5.5 In some cases, as described in the relevant content descriptions, We may also 
make more significant changes to the Paid Content. If We do so, We will 
inform you at least 7-10 calendar days before the changes are due to take 
effect. If you do not agree to the changes, you may cancel the Contract as 
described in sub-Clause 12.1.
5.6 Where any updates are made to Paid Content, that Paid Content will continue 
to match Our description of it as provided to you before you purchased the 
Paid Content. Please note that this does not prevent Us from enhancing the 
Paid Content, thereby going beyond the original description.
5.7 We make all reasonable efforts to ensure that all prices shown on Our Site are 
correct at the time of going online. Changes in price will not affect any order 
that you have already placed (please note sub-Clause 5.11 regarding VAT, 
however).
5.8 All prices are checked by Us before We accept your order. In the unlikely 
event that We have shown incorrect pricing information, We will contact you in 
writing to inform you of the mistake. If the correct price is lower than that 
shown when you made your order, we will simply charge you the lower 
amount and continue processing your order. If the correct price is higher, We 
will give you the option to purchase the Paid Content at the correct price or to 
cancel your order (or the affected part of it). We will not proceed with 
processing your order in this case until you respond. If We do not receive a 
response from you within 14 days, We will treat your order as cancelled and 
notify you of this in writing.

#### [Directive]
Please copy the terms text above from "5.5 In some" up to and including "in sub-Clause 12.1.", swapping "Contract" for "Agreement".

#### [Stored rows]
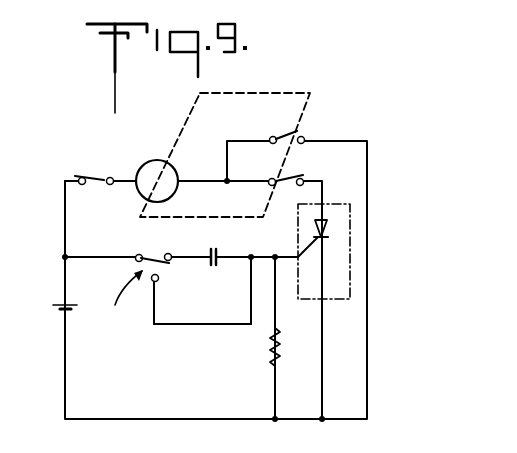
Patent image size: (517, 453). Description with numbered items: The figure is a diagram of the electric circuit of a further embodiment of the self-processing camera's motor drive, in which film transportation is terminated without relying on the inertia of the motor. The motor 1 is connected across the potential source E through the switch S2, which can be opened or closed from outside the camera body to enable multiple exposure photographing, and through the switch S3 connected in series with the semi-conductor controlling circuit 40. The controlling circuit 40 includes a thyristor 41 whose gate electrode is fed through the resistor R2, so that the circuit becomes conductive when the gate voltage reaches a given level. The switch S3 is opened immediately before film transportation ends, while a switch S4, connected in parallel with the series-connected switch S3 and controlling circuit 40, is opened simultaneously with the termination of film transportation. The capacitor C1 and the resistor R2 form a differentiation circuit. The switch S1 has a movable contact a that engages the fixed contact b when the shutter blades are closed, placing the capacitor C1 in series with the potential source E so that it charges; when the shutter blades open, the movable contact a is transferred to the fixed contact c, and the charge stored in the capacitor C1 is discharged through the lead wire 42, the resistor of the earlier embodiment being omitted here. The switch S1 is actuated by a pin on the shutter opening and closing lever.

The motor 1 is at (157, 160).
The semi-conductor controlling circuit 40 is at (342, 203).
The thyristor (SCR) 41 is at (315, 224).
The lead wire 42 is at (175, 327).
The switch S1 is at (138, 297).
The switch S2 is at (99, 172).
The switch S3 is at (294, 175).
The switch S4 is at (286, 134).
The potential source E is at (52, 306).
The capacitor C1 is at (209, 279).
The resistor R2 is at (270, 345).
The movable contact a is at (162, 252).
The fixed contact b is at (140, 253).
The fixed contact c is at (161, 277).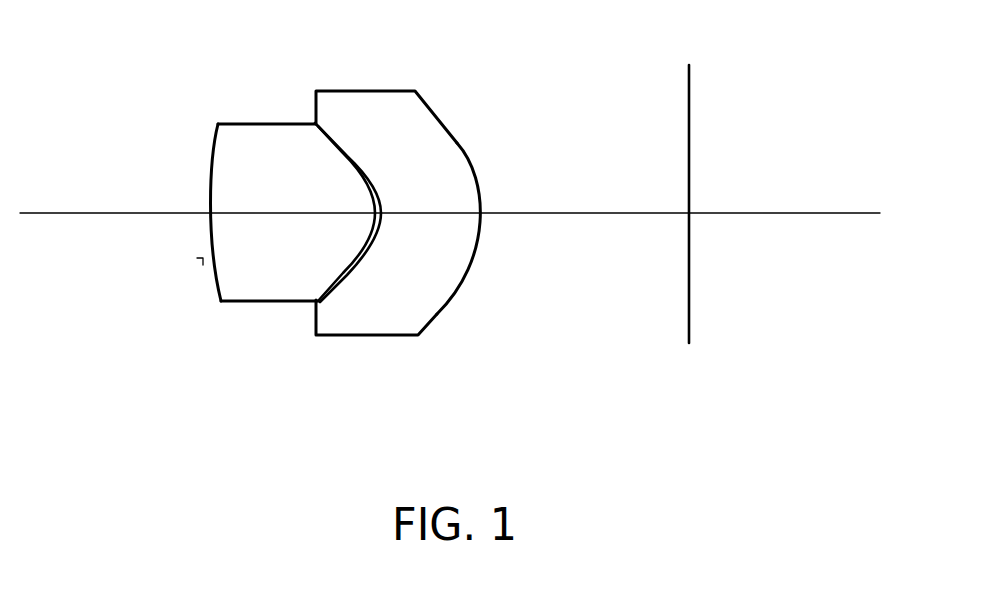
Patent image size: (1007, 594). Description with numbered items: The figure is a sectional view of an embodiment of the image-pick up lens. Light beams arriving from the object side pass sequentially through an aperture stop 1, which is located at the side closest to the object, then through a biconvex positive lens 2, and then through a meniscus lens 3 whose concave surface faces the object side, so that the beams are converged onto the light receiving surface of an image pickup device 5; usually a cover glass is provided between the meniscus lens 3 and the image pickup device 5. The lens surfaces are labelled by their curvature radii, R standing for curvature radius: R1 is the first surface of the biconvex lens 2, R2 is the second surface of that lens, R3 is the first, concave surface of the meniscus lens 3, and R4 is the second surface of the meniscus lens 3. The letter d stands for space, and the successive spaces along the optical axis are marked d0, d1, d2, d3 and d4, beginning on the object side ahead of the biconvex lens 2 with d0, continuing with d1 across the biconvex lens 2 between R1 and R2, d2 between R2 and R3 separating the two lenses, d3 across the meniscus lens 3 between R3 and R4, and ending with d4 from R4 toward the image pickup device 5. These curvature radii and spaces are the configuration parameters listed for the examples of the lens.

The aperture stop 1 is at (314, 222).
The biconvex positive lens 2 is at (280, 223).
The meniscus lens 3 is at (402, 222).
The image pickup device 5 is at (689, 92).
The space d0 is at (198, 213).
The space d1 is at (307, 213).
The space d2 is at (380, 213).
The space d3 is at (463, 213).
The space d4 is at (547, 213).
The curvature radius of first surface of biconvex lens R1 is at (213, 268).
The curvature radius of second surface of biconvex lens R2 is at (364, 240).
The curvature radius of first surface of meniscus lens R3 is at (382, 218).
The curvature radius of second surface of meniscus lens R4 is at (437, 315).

---

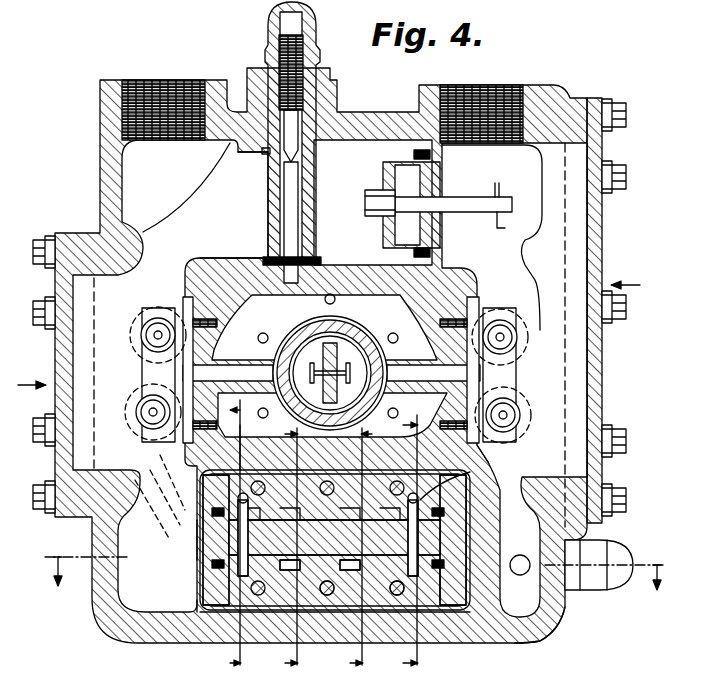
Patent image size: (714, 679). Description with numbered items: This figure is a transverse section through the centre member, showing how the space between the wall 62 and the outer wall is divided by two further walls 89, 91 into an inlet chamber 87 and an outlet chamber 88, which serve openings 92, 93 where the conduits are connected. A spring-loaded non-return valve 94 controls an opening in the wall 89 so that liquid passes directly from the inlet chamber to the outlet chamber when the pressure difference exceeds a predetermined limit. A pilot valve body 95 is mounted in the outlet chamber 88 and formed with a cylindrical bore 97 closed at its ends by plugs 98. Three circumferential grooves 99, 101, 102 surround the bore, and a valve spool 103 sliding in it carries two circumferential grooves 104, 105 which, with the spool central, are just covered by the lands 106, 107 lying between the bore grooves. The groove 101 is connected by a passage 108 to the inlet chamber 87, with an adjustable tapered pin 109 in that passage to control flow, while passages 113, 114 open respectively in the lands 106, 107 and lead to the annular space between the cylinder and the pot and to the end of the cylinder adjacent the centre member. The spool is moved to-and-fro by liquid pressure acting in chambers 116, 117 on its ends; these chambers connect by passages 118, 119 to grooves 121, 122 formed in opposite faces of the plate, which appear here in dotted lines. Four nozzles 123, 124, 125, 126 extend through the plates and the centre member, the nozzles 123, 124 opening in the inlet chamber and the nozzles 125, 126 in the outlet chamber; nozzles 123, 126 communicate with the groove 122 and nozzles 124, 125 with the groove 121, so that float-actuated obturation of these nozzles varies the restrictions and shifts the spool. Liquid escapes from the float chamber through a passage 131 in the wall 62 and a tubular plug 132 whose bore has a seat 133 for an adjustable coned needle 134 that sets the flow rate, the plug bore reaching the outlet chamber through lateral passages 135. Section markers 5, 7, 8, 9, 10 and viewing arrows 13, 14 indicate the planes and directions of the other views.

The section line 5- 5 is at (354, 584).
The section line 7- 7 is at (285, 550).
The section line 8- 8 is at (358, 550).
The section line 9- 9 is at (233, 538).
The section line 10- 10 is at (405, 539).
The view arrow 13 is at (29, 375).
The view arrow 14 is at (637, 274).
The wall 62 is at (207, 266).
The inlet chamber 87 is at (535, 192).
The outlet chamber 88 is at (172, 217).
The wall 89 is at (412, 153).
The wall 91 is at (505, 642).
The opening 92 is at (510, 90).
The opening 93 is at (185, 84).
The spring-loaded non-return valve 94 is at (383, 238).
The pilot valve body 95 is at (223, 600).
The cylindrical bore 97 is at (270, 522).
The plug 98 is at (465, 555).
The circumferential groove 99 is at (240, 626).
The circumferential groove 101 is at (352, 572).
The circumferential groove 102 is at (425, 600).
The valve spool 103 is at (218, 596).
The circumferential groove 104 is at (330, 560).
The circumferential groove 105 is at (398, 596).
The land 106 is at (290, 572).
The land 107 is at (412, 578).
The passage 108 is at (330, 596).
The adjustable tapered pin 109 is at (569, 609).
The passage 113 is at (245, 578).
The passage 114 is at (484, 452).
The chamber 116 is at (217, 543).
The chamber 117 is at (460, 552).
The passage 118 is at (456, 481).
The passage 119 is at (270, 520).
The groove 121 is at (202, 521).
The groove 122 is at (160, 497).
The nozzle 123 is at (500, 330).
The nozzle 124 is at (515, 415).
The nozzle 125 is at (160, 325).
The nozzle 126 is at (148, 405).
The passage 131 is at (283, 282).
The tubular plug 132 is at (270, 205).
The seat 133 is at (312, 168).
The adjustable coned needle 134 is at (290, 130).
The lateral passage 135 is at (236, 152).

* * *

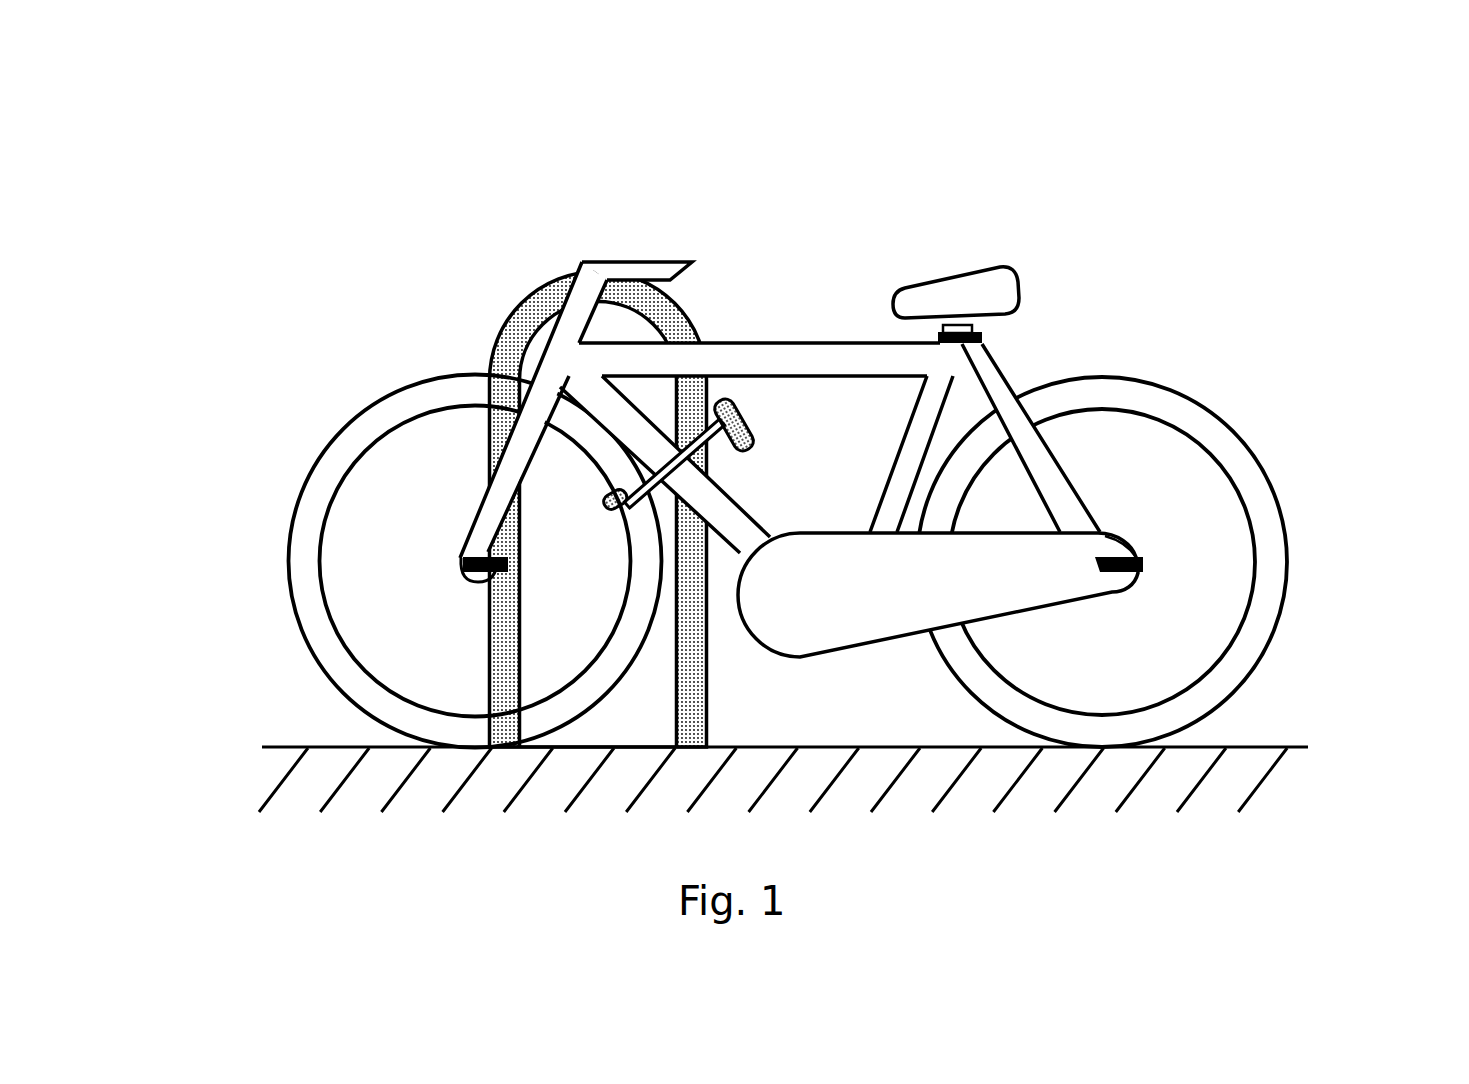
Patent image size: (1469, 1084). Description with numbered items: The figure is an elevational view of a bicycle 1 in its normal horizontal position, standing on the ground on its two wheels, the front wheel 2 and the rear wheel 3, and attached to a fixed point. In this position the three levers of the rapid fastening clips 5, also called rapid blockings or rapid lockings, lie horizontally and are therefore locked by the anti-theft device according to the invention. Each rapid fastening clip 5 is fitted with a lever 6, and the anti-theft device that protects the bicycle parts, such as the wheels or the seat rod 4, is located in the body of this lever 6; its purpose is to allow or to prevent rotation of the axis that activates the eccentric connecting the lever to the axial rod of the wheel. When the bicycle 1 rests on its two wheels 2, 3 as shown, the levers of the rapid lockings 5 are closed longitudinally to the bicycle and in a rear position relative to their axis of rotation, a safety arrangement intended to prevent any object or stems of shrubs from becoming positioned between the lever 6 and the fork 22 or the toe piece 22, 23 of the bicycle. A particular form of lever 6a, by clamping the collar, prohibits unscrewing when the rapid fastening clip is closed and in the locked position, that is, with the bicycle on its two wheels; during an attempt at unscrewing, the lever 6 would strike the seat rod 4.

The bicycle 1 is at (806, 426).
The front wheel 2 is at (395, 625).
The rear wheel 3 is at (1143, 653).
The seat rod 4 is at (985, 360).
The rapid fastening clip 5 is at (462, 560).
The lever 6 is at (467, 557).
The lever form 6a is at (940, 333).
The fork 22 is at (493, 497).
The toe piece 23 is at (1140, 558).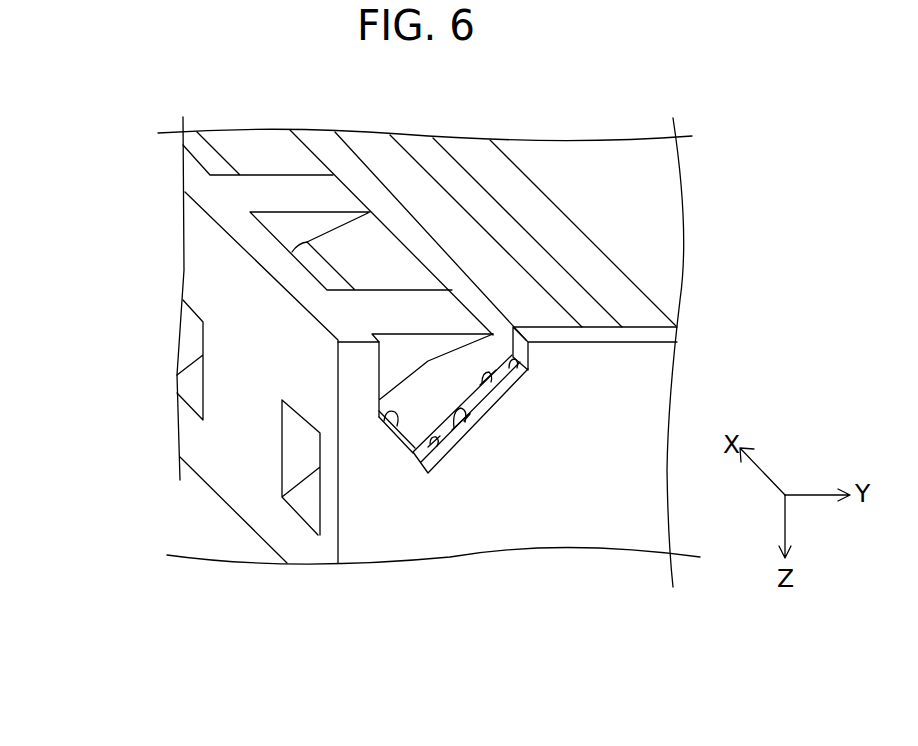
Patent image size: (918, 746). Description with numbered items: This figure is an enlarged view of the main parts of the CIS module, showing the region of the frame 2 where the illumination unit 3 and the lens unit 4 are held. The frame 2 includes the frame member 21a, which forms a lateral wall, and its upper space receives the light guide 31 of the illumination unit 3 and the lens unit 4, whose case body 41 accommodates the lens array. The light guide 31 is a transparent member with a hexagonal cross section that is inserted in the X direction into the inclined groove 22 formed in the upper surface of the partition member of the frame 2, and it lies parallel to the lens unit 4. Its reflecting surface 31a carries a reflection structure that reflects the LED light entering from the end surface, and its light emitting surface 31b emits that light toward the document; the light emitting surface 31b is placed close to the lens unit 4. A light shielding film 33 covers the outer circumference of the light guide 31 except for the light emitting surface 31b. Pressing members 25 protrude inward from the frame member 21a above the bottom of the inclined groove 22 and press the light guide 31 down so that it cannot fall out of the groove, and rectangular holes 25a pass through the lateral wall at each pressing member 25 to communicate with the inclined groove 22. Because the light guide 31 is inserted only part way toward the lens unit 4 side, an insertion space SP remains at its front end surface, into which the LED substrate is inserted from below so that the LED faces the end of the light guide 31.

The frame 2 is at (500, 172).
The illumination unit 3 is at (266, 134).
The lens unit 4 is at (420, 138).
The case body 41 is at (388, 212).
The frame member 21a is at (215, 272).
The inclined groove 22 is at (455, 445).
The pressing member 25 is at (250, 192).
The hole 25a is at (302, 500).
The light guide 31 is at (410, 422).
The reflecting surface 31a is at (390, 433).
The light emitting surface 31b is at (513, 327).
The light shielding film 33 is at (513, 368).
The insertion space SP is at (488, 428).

#### [Reply to the exercise]
5.5 In some cases, as described in the relevant content descriptions, We may also 
make more significant changes to the Paid Content. If We do so, We will 
inform you at least 7-10 calendar days before the changes are due to take 
effect. If you do not agree to the changes, you may cancel the Agreement as 
described in sub-Clause 12.1.